Data for the task ->
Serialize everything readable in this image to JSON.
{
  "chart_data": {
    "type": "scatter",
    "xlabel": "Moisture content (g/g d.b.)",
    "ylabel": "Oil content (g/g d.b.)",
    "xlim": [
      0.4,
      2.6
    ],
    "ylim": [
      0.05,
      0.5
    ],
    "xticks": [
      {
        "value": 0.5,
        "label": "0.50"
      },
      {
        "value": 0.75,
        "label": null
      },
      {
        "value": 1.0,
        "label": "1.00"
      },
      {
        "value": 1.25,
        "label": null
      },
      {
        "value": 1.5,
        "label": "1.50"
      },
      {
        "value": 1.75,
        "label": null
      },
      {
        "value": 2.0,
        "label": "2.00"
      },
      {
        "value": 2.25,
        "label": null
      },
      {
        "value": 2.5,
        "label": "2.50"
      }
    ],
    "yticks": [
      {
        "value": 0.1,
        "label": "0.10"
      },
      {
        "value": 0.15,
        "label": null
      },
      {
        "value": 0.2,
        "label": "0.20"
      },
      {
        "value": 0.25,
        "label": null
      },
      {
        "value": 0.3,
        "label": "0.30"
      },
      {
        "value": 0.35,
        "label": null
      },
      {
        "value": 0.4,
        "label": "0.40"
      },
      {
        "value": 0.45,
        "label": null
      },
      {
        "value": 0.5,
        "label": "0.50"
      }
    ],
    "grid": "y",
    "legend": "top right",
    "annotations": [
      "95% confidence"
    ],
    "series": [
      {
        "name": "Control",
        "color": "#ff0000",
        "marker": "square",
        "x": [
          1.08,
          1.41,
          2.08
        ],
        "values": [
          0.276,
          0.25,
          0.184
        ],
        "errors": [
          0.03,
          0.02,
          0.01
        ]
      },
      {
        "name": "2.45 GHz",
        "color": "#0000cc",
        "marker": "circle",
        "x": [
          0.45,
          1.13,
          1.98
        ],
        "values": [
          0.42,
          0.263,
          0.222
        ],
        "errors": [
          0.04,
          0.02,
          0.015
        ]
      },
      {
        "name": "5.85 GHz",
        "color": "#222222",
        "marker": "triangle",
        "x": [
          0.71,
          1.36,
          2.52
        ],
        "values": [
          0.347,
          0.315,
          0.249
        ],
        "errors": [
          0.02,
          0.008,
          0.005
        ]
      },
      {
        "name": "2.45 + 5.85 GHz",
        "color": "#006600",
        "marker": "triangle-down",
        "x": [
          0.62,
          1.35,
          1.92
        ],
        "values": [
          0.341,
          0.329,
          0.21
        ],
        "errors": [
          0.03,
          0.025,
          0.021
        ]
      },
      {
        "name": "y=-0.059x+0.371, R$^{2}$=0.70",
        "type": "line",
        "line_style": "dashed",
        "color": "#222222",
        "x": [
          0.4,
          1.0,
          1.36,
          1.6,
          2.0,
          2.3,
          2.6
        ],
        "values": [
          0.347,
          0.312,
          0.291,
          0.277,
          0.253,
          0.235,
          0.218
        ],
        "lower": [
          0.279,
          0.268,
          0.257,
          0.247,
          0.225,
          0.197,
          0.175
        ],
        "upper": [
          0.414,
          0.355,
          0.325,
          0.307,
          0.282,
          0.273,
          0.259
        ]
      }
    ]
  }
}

Set task ->
Check each line of the records for the word "marker" and extract those that contain it.

Right answer ->
        "marker": "square",
        "marker": "circle",
        "marker": "triangle",
        "marker": "triangle-down",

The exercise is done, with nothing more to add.